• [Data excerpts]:
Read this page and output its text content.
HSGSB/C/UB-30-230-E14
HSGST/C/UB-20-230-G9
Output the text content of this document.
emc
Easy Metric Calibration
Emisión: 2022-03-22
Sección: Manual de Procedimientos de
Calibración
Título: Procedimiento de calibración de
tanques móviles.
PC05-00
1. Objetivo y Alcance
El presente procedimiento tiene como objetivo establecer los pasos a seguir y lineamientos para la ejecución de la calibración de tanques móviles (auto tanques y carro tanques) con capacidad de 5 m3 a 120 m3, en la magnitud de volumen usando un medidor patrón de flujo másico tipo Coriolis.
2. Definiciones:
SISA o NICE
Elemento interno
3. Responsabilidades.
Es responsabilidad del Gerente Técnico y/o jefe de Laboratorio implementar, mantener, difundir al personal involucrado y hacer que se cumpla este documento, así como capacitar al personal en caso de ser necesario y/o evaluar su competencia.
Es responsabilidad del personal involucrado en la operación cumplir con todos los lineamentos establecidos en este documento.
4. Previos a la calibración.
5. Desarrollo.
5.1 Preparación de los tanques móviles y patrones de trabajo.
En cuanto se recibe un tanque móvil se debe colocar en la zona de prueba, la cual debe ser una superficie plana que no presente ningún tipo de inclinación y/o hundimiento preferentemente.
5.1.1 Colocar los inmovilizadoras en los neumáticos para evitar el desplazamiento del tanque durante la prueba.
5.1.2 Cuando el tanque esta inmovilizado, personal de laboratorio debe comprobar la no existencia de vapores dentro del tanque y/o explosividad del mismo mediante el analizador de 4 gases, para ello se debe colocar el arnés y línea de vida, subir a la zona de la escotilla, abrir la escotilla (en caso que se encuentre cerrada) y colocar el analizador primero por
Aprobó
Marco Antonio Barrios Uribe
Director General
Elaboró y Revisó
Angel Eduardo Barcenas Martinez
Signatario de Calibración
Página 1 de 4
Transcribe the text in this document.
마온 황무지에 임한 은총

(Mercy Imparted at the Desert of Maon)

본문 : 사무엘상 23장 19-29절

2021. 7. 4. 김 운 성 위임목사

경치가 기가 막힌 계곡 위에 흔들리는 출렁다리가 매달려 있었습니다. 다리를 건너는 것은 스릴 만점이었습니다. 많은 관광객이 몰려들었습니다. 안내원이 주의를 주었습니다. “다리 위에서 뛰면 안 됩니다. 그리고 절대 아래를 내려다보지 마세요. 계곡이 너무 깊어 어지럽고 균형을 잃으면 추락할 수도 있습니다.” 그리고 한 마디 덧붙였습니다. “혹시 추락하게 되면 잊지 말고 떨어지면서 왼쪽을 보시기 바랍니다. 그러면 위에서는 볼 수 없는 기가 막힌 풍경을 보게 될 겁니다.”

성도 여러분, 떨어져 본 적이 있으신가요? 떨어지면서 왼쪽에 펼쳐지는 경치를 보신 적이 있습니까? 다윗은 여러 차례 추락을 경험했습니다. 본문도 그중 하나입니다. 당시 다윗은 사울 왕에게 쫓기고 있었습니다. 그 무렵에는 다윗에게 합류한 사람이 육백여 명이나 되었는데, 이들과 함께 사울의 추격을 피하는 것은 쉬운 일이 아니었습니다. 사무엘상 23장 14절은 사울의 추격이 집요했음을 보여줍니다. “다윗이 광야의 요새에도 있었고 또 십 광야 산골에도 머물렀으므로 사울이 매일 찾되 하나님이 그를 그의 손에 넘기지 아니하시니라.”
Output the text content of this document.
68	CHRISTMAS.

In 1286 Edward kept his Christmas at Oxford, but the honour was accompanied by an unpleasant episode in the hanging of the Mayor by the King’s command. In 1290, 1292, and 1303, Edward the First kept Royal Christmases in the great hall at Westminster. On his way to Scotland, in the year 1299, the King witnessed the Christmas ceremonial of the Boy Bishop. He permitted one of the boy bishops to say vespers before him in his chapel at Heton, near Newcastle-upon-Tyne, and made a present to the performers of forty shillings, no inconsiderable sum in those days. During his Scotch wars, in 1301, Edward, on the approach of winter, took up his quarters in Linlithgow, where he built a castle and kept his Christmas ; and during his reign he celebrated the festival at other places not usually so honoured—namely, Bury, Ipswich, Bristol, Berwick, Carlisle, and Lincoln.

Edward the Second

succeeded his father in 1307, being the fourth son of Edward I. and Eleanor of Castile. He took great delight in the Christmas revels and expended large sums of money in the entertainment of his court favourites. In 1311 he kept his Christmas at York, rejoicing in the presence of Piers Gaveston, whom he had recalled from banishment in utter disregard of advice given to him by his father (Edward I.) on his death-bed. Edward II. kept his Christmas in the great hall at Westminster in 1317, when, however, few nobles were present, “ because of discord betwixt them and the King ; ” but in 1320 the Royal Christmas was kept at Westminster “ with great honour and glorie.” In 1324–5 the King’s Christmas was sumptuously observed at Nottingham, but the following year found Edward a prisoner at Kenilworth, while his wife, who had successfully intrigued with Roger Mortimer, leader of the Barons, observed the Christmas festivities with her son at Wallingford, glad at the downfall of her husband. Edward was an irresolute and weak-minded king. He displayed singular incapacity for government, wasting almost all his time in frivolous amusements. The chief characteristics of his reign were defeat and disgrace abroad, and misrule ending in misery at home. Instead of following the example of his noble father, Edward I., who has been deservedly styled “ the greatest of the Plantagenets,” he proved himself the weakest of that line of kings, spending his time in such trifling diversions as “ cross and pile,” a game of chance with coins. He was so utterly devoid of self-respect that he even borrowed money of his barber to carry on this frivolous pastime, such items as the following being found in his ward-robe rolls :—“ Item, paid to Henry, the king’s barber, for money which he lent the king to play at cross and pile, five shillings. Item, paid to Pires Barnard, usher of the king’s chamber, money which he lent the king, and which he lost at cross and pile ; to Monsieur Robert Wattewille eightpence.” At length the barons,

• [What to do]: Copy each line of the data exactly, leaving nothing out.

• [The result]:
Read this page and output its text content.
HSGSB/C/UB-30-230-E14
HSGST/C/UB-20-230-G9
Output the text content of this document.
emc
Easy Metric Calibration
Emisión: 2022-03-22
Sección: Manual de Procedimientos de
Calibración
Título: Procedimiento de calibración de
tanques móviles.
PC05-00
1. Objetivo y Alcance
El presente procedimiento tiene como objetivo establecer los pasos a seguir y lineamientos para la ejecución de la calibración de tanques móviles (auto tanques y carro tanques) con capacidad de 5 m3 a 120 m3, en la magnitud de volumen usando un medidor patrón de flujo másico tipo Coriolis.
2. Definiciones:
SISA o NICE
Elemento interno
3. Responsabilidades.
Es responsabilidad del Gerente Técnico y/o jefe de Laboratorio implementar, mantener, difundir al personal involucrado y hacer que se cumpla este documento, así como capacitar al personal en caso de ser necesario y/o evaluar su competencia.
Es responsabilidad del personal involucrado en la operación cumplir con todos los lineamentos establecidos en este documento.
4. Previos a la calibración.
5. Desarrollo.
5.1 Preparación de los tanques móviles y patrones de trabajo.
En cuanto se recibe un tanque móvil se debe colocar en la zona de prueba, la cual debe ser una superficie plana que no presente ningún tipo de inclinación y/o hundimiento preferentemente.
5.1.1 Colocar los inmovilizadoras en los neumáticos para evitar el desplazamiento del tanque durante la prueba.
5.1.2 Cuando el tanque esta inmovilizado, personal de laboratorio debe comprobar la no existencia de vapores dentro del tanque y/o explosividad del mismo mediante el analizador de 4 gases, para ello se debe colocar el arnés y línea de vida, subir a la zona de la escotilla, abrir la escotilla (en caso que se encuentre cerrada) y colocar el analizador primero por
Aprobó
Marco Antonio Barrios Uribe
Director General
Elaboró y Revisó
Angel Eduardo Barcenas Martinez
Signatario de Calibración
Página 1 de 4
Transcribe the text in this document.
마온 황무지에 임한 은총

(Mercy Imparted at the Desert of Maon)

본문 : 사무엘상 23장 19-29절

2021. 7. 4. 김 운 성 위임목사

경치가 기가 막힌 계곡 위에 흔들리는 출렁다리가 매달려 있었습니다. 다리를 건너는 것은 스릴 만점이었습니다. 많은 관광객이 몰려들었습니다. 안내원이 주의를 주었습니다. “다리 위에서 뛰면 안 됩니다. 그리고 절대 아래를 내려다보지 마세요. 계곡이 너무 깊어 어지럽고 균형을 잃으면 추락할 수도 있습니다.” 그리고 한 마디 덧붙였습니다. “혹시 추락하게 되면 잊지 말고 떨어지면서 왼쪽을 보시기 바랍니다. 그러면 위에서는 볼 수 없는 기가 막힌 풍경을 보게 될 겁니다.”

성도 여러분, 떨어져 본 적이 있으신가요? 떨어지면서 왼쪽에 펼쳐지는 경치를 보신 적이 있습니까? 다윗은 여러 차례 추락을 경험했습니다. 본문도 그중 하나입니다. 당시 다윗은 사울 왕에게 쫓기고 있었습니다. 그 무렵에는 다윗에게 합류한 사람이 육백여 명이나 되었는데, 이들과 함께 사울의 추격을 피하는 것은 쉬운 일이 아니었습니다. 사무엘상 23장 14절은 사울의 추격이 집요했음을 보여줍니다. “다윗이 광야의 요새에도 있었고 또 십 광야 산골에도 머물렀으므로 사울이 매일 찾되 하나님이 그를 그의 손에 넘기지 아니하시니라.”
Output the text content of this document.
68	CHRISTMAS.

In 1286 Edward kept his Christmas at Oxford, but the honour was accompanied by an unpleasant episode in the hanging of the Mayor by the King’s command. In 1290, 1292, and 1303, Edward the First kept Royal Christmases in the great hall at Westminster. On his way to Scotland, in the year 1299, the King witnessed the Christmas ceremonial of the Boy Bishop. He permitted one of the boy bishops to say vespers before him in his chapel at Heton, near Newcastle-upon-Tyne, and made a present to the performers of forty shillings, no inconsiderable sum in those days. During his Scotch wars, in 1301, Edward, on the approach of winter, took up his quarters in Linlithgow, where he built a castle and kept his Christmas ; and during his reign he celebrated the festival at other places not usually so honoured—namely, Bury, Ipswich, Bristol, Berwick, Carlisle, and Lincoln.

Edward the Second

succeeded his father in 1307, being the fourth son of Edward I. and Eleanor of Castile. He took great delight in the Christmas revels and expended large sums of money in the entertainment of his court favourites. In 1311 he kept his Christmas at York, rejoicing in the presence of Piers Gaveston, whom he had recalled from banishment in utter disregard of advice given to him by his father (Edward I.) on his death-bed. Edward II. kept his Christmas in the great hall at Westminster in 1317, when, however, few nobles were present, “ because of discord betwixt them and the King ; ” but in 1320 the Royal Christmas was kept at Westminster “ with great honour and glorie.” In 1324–5 the King’s Christmas was sumptuously observed at Nottingham, but the following year found Edward a prisoner at Kenilworth, while his wife, who had successfully intrigued with Roger Mortimer, leader of the Barons, observed the Christmas festivities with her son at Wallingford, glad at the downfall of her husband. Edward was an irresolute and weak-minded king. He displayed singular incapacity for government, wasting almost all his time in frivolous amusements. The chief characteristics of his reign were defeat and disgrace abroad, and misrule ending in misery at home. Instead of following the example of his noble father, Edward I., who has been deservedly styled “ the greatest of the Plantagenets,” he proved himself the weakest of that line of kings, spending his time in such trifling diversions as “ cross and pile,” a game of chance with coins. He was so utterly devoid of self-respect that he even borrowed money of his barber to carry on this frivolous pastime, such items as the following being found in his ward-robe rolls :—“ Item, paid to Henry, the king’s barber, for money which he lent the king to play at cross and pile, five shillings. Item, paid to Pires Barnard, usher of the king’s chamber, money which he lent the king, and which he lost at cross and pile ; to Monsieur Robert Wattewille eightpence.” At length the barons,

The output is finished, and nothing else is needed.